▶ **GOAL**:
Using the data below, determine the number of lines that include the string "Convierte". Write only that number.

▶ **GIVEN ENTRIES**:
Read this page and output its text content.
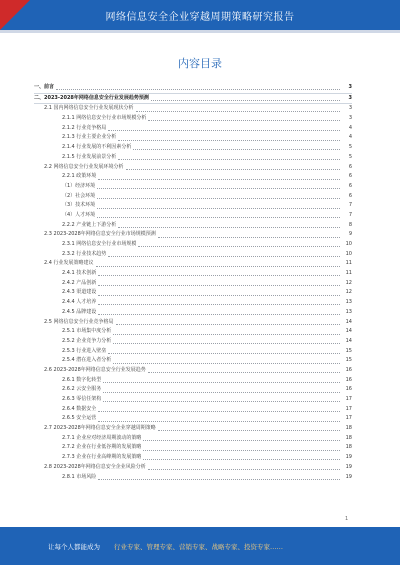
网络信息安全企业穿越周期策略研究报告
内容目录
一、前言	3
二、2023-2028年网络信息安全行业发展趋势预测	3
2.1 国内网络信息安全行业发展现状分析	3
2.1.1 网络信息安全行业市场规模分析	3
2.1.2 行业竞争格局	4
2.1.3 行业主要企业分析	4
2.1.4 行业发展的不利因素分析	5
2.1.5 行业发展前景分析	5
2.2 网络信息安全行业发展环境分析	6
2.2.1 政策环境	6
（1）经济环境	6
（2）社会环境	6
（3）技术环境	7
（4）人才环境	7
2.2.2 产业链上下游分析	8
2.3 2023-2028年网络信息安全行业市场规模预测	9
2.3.1 网络信息安全行业市场规模	10
2.3.2 行业技术趋势	10
2.4 行业发展策略建议	11
2.4.1 技术创新	11
2.4.2 产品创新	12
2.4.3 渠道建设	12
2.4.4 人才培养	13
2.4.5 品牌建设	13
2.5 网络信息安全行业竞争格局	14
2.5.1 市场集中度分析	14
2.5.2 企业竞争力分析	14
2.5.3 行业进入壁垒	15
2.5.4 潜在进入者分析	15
2.6 2023-2028年网络信息安全行业发展趋势	16
2.6.1 数字化转型	16
2.6.2 云安全服务	16
2.6.3 零信任架构	17
2.6.4 数据安全	17
2.6.5 安全运营	17
2.7 2023-2028年网络信息安全企业穿越周期策略	18
2.7.1 企业应对经济周期波动的策略	18
2.7.2 企业在行业低谷期的发展策略	18
2.7.3 企业在行业高峰期的发展策略	19
2.8 2023-2028年网络信息安全企业风险分析	19
2.8.1 市场风险	19
1
让每个人都能成为 行业专家、管理专家、营销专家、战略专家、投资专家……
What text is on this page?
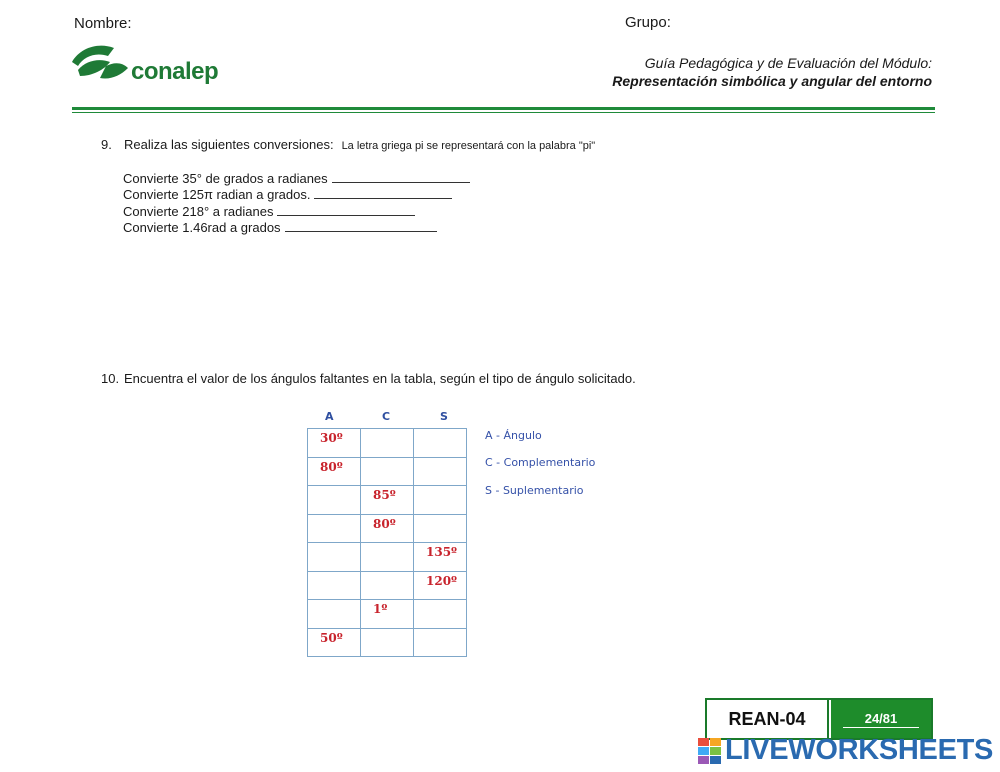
Nombre:	Grupo:
conalep	Guía Pedagógica y de Evaluación del Módulo:
Representación simbólica y angular del entorno
9. Realiza las siguientes conversiones: La letra griega pi se representará con la palabra "pi"
Convierte 35° de grados a radianes
Convierte 125π radian a grados.
Convierte 218° a radianes
Convierte 1.46rad a grados
10. Encuentra el valor de los ángulos faltantes en la tabla, según el tipo de ángulo solicitado.
A	C	S
30º		

80º		

	85º	

	80º	

		135º

		120º

	1º	

50º		

A - Ángulo
C - Complementario
S - Suplementario
REAN-04	24/81
LIVEWORKSHEETS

▶ **SOLUTION BELOW**:
4